→ **WRITTEN PROBLEM**:
Repeat the following lines exactly and nothing else: the line containing "Output a JSON" and each line after it through the end of the listing.

[Stored data]
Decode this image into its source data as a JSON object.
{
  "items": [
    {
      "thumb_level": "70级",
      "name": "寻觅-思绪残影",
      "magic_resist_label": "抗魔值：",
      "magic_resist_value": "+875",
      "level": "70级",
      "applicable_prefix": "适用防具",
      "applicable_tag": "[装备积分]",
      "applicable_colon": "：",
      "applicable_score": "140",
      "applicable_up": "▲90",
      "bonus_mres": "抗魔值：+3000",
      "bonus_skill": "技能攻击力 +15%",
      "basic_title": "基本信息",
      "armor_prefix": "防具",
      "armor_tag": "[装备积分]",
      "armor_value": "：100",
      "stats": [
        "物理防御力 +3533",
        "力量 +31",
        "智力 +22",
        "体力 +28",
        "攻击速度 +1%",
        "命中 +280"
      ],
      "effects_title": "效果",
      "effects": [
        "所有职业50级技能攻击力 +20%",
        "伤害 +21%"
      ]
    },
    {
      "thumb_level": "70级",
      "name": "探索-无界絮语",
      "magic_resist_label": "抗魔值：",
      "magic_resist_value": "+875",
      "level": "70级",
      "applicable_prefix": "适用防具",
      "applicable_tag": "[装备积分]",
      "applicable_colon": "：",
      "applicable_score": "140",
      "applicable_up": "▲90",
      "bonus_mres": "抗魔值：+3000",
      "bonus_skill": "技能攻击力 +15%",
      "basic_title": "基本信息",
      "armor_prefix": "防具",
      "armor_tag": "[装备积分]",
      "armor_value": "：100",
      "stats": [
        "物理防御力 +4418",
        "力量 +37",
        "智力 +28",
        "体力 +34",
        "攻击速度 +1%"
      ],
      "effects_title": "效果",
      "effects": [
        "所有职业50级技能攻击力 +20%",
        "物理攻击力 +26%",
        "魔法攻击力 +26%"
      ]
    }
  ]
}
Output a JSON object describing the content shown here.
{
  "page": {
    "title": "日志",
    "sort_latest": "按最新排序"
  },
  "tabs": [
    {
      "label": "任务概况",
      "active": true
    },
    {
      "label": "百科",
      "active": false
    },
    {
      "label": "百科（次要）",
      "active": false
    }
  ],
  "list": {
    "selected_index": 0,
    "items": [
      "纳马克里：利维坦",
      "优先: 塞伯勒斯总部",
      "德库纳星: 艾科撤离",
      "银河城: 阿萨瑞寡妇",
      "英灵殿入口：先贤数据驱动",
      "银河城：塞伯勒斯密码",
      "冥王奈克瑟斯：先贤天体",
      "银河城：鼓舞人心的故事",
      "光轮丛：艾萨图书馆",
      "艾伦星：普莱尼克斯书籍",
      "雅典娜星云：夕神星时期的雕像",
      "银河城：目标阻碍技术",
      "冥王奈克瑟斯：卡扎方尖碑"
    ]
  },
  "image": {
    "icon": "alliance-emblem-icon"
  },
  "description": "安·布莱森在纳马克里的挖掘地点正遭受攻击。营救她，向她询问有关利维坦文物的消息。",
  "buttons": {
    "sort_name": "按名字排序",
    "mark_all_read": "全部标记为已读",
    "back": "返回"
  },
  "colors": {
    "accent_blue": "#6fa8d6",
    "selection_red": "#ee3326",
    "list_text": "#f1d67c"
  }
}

→ **FINISHED TASK**:
Output a JSON object describing the content shown here.
{
  "page": {
    "title": "日志",
    "sort_latest": "按最新排序"
  },
  "tabs": [
    {
      "label": "任务概况",
      "active": true
    },
    {
      "label": "百科",
      "active": false
    },
    {
      "label": "百科（次要）",
      "active": false
    }
  ],
  "list": {
    "selected_index": 0,
    "items": [
      "纳马克里：利维坦",
      "优先: 塞伯勒斯总部",
      "德库纳星: 艾科撤离",
      "银河城: 阿萨瑞寡妇",
      "英灵殿入口：先贤数据驱动",
      "银河城：塞伯勒斯密码",
      "冥王奈克瑟斯：先贤天体",
      "银河城：鼓舞人心的故事",
      "光轮丛：艾萨图书馆",
      "艾伦星：普莱尼克斯书籍",
      "雅典娜星云：夕神星时期的雕像",
      "银河城：目标阻碍技术",
      "冥王奈克瑟斯：卡扎方尖碑"
    ]
  },
  "image": {
    "icon": "alliance-emblem-icon"
  },
  "description": "安·布莱森在纳马克里的挖掘地点正遭受攻击。营救她，向她询问有关利维坦文物的消息。",
  "buttons": {
    "sort_name": "按名字排序",
    "mark_all_read": "全部标记为已读",
    "back": "返回"
  },
  "colors": {
    "accent_blue": "#6fa8d6",
    "selection_red": "#ee3326",
    "list_text": "#f1d67c"
  }
}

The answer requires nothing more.